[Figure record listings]
■ ■ ■ ■

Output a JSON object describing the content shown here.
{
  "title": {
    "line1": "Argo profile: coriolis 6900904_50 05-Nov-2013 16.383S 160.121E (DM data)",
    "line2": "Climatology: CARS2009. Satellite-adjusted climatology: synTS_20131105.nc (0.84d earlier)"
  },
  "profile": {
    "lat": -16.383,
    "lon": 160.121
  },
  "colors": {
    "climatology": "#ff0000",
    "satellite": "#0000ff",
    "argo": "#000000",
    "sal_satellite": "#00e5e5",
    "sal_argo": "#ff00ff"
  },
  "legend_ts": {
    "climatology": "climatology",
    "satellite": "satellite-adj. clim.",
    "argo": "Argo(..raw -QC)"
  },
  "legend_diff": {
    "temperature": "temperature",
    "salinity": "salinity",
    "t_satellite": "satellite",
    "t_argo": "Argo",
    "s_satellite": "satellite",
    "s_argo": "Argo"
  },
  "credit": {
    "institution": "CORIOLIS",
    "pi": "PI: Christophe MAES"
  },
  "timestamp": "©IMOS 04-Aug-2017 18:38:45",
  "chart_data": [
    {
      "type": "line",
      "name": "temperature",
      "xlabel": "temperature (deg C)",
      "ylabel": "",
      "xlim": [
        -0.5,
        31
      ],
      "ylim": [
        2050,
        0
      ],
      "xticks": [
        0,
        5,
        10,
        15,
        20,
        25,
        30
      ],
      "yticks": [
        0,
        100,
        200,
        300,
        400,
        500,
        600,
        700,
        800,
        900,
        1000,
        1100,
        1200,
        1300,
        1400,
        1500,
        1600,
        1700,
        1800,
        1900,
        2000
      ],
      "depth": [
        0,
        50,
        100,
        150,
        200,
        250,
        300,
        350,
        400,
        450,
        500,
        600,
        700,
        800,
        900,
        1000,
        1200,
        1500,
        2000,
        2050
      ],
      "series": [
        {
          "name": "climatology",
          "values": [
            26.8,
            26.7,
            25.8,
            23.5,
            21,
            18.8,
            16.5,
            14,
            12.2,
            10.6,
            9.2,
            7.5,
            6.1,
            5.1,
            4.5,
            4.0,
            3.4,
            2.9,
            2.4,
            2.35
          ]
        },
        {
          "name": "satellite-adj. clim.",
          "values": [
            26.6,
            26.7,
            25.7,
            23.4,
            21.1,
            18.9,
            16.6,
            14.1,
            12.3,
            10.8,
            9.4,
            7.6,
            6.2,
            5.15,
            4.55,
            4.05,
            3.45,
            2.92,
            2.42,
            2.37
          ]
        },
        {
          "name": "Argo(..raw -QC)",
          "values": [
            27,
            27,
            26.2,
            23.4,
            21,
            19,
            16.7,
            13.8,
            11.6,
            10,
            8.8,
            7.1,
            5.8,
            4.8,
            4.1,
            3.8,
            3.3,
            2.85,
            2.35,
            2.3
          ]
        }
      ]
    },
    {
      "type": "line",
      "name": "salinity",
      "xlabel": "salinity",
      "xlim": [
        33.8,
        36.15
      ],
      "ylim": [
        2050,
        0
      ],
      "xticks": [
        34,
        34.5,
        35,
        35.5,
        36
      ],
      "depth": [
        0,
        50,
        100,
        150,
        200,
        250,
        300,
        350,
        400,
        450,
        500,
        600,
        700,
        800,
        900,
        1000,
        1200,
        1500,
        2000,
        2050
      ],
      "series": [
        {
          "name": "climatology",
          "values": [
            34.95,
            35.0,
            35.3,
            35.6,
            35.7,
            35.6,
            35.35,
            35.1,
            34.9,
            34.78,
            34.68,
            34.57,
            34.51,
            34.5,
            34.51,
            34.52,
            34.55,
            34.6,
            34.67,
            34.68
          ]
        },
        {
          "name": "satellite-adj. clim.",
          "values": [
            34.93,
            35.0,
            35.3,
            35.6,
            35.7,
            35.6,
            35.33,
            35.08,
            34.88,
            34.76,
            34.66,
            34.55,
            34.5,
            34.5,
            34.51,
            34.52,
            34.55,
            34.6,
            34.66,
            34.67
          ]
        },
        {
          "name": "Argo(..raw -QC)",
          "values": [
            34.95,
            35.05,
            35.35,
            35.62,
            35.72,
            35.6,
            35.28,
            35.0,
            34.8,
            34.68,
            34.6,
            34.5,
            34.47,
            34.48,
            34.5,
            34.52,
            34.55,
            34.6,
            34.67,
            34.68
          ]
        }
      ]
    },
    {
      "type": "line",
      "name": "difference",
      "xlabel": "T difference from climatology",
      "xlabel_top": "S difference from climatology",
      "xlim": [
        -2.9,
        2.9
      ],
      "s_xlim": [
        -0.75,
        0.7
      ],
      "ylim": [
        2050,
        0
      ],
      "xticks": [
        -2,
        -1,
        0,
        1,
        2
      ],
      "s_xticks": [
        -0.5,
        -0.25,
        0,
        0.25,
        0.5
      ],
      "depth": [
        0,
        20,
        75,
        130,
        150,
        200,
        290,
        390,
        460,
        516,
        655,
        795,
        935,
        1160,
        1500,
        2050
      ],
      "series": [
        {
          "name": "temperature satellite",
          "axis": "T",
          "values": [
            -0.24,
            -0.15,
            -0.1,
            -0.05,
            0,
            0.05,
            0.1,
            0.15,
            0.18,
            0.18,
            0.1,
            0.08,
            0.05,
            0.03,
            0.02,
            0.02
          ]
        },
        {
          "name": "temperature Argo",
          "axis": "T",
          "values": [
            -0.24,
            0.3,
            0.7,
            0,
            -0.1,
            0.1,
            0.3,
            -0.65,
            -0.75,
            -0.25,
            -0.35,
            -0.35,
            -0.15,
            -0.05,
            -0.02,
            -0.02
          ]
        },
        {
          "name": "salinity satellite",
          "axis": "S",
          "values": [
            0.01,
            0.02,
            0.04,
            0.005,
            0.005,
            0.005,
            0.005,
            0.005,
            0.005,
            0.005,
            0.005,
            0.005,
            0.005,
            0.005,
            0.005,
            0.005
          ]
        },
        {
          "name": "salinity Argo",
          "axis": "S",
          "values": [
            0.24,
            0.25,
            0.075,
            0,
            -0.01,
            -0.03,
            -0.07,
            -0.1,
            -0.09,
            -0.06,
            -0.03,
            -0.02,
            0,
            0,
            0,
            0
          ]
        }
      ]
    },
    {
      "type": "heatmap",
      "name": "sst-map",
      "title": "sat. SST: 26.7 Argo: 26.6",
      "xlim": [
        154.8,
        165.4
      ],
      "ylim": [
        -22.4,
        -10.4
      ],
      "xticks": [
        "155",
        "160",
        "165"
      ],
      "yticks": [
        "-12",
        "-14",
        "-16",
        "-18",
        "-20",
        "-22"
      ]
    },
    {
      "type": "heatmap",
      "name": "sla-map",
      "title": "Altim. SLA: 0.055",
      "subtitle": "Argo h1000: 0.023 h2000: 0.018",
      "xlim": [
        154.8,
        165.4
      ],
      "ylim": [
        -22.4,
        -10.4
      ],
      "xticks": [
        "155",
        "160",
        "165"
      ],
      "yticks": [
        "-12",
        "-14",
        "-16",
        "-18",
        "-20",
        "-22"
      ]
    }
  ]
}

■ ■ ■ ■

_Task objective_
Without leaving anything out, give the entries again exactly.

_Worked solution_
Output a JSON object describing the content shown here.
{
  "title": {
    "line1": "Argo profile: coriolis 6900904_50 05-Nov-2013 16.383S 160.121E (DM data)",
    "line2": "Climatology: CARS2009. Satellite-adjusted climatology: synTS_20131105.nc (0.84d earlier)"
  },
  "profile": {
    "lat": -16.383,
    "lon": 160.121
  },
  "colors": {
    "climatology": "#ff0000",
    "satellite": "#0000ff",
    "argo": "#000000",
    "sal_satellite": "#00e5e5",
    "sal_argo": "#ff00ff"
  },
  "legend_ts": {
    "climatology": "climatology",
    "satellite": "satellite-adj. clim.",
    "argo": "Argo(..raw -QC)"
  },
  "legend_diff": {
    "temperature": "temperature",
    "salinity": "salinity",
    "t_satellite": "satellite",
    "t_argo": "Argo",
    "s_satellite": "satellite",
    "s_argo": "Argo"
  },
  "credit": {
    "institution": "CORIOLIS",
    "pi": "PI: Christophe MAES"
  },
  "timestamp": "©IMOS 04-Aug-2017 18:38:45",
  "chart_data": [
    {
      "type": "line",
      "name": "temperature",
      "xlabel": "temperature (deg C)",
      "ylabel": "",
      "xlim": [
        -0.5,
        31
      ],
      "ylim": [
        2050,
        0
      ],
      "xticks": [
        0,
        5,
        10,
        15,
        20,
        25,
        30
      ],
      "yticks": [
        0,
        100,
        200,
        300,
        400,
        500,
        600,
        700,
        800,
        900,
        1000,
        1100,
        1200,
        1300,
        1400,
        1500,
        1600,
        1700,
        1800,
        1900,
        2000
      ],
      "depth": [
        0,
        50,
        100,
        150,
        200,
        250,
        300,
        350,
        400,
        450,
        500,
        600,
        700,
        800,
        900,
        1000,
        1200,
        1500,
        2000,
        2050
      ],
      "series": [
        {
          "name": "climatology",
          "values": [
            26.8,
            26.7,
            25.8,
            23.5,
            21,
            18.8,
            16.5,
            14,
            12.2,
            10.6,
            9.2,
            7.5,
            6.1,
            5.1,
            4.5,
            4.0,
            3.4,
            2.9,
            2.4,
            2.35
          ]
        },
        {
          "name": "satellite-adj. clim.",
          "values": [
            26.6,
            26.7,
            25.7,
            23.4,
            21.1,
            18.9,
            16.6,
            14.1,
            12.3,
            10.8,
            9.4,
            7.6,
            6.2,
            5.15,
            4.55,
            4.05,
            3.45,
            2.92,
            2.42,
            2.37
          ]
        },
        {
          "name": "Argo(..raw -QC)",
          "values": [
            27,
            27,
            26.2,
            23.4,
            21,
            19,
            16.7,
            13.8,
            11.6,
            10,
            8.8,
            7.1,
            5.8,
            4.8,
            4.1,
            3.8,
            3.3,
            2.85,
            2.35,
            2.3
          ]
        }
      ]
    },
    {
      "type": "line",
      "name": "salinity",
      "xlabel": "salinity",
      "xlim": [
        33.8,
        36.15
      ],
      "ylim": [
        2050,
        0
      ],
      "xticks": [
        34,
        34.5,
        35,
        35.5,
        36
      ],
      "depth": [
        0,
        50,
        100,
        150,
        200,
        250,
        300,
        350,
        400,
        450,
        500,
        600,
        700,
        800,
        900,
        1000,
        1200,
        1500,
        2000,
        2050
      ],
      "series": [
        {
          "name": "climatology",
          "values": [
            34.95,
            35.0,
            35.3,
            35.6,
            35.7,
            35.6,
            35.35,
            35.1,
            34.9,
            34.78,
            34.68,
            34.57,
            34.51,
            34.5,
            34.51,
            34.52,
            34.55,
            34.6,
            34.67,
            34.68
          ]
        },
        {
          "name": "satellite-adj. clim.",
          "values": [
            34.93,
            35.0,
            35.3,
            35.6,
            35.7,
            35.6,
            35.33,
            35.08,
            34.88,
            34.76,
            34.66,
            34.55,
            34.5,
            34.5,
            34.51,
            34.52,
            34.55,
            34.6,
            34.66,
            34.67
          ]
        },
        {
          "name": "Argo(..raw -QC)",
          "values": [
            34.95,
            35.05,
            35.35,
            35.62,
            35.72,
            35.6,
            35.28,
            35.0,
            34.8,
            34.68,
            34.6,
            34.5,
            34.47,
            34.48,
            34.5,
            34.52,
            34.55,
            34.6,
            34.67,
            34.68
          ]
        }
      ]
    },
    {
      "type": "line",
      "name": "difference",
      "xlabel": "T difference from climatology",
      "xlabel_top": "S difference from climatology",
      "xlim": [
        -2.9,
        2.9
      ],
      "s_xlim": [
        -0.75,
        0.7
      ],
      "ylim": [
        2050,
        0
      ],
      "xticks": [
        -2,
        -1,
        0,
        1,
        2
      ],
      "s_xticks": [
        -0.5,
        -0.25,
        0,
        0.25,
        0.5
      ],
      "depth": [
        0,
        20,
        75,
        130,
        150,
        200,
        290,
        390,
        460,
        516,
        655,
        795,
        935,
        1160,
        1500,
        2050
      ],
      "series": [
        {
          "name": "temperature satellite",
          "axis": "T",
          "values": [
            -0.24,
            -0.15,
            -0.1,
            -0.05,
            0,
            0.05,
            0.1,
            0.15,
            0.18,
            0.18,
            0.1,
            0.08,
            0.05,
            0.03,
            0.02,
            0.02
          ]
        },
        {
          "name": "temperature Argo",
          "axis": "T",
          "values": [
            -0.24,
            0.3,
            0.7,
            0,
            -0.1,
            0.1,
            0.3,
            -0.65,
            -0.75,
            -0.25,
            -0.35,
            -0.35,
            -0.15,
            -0.05,
            -0.02,
            -0.02
          ]
        },
        {
          "name": "salinity satellite",
          "axis": "S",
          "values": [
            0.01,
            0.02,
            0.04,
            0.005,
            0.005,
            0.005,
            0.005,
            0.005,
            0.005,
            0.005,
            0.005,
            0.005,
            0.005,
            0.005,
            0.005,
            0.005
          ]
        },
        {
          "name": "salinity Argo",
          "axis": "S",
          "values": [
            0.24,
            0.25,
            0.075,
            0,
            -0.01,
            -0.03,
            -0.07,
            -0.1,
            -0.09,
            -0.06,
            -0.03,
            -0.02,
            0,
            0,
            0,
            0
          ]
        }
      ]
    },
    {
      "type": "heatmap",
      "name": "sst-map",
      "title": "sat. SST: 26.7 Argo: 26.6",
      "xlim": [
        154.8,
        165.4
      ],
      "ylim": [
        -22.4,
        -10.4
      ],
      "xticks": [
        "155",
        "160",
        "165"
      ],
      "yticks": [
        "-12",
        "-14",
        "-16",
        "-18",
        "-20",
        "-22"
      ]
    },
    {
      "type": "heatmap",
      "name": "sla-map",
      "title": "Altim. SLA: 0.055",
      "subtitle": "Argo h1000: 0.023 h2000: 0.018",
      "xlim": [
        154.8,
        165.4
      ],
      "ylim": [
        -22.4,
        -10.4
      ],
      "xticks": [
        "155",
        "160",
        "165"
      ],
      "yticks": [
        "-12",
        "-14",
        "-16",
        "-18",
        "-20",
        "-22"
      ]
    }
  ]
}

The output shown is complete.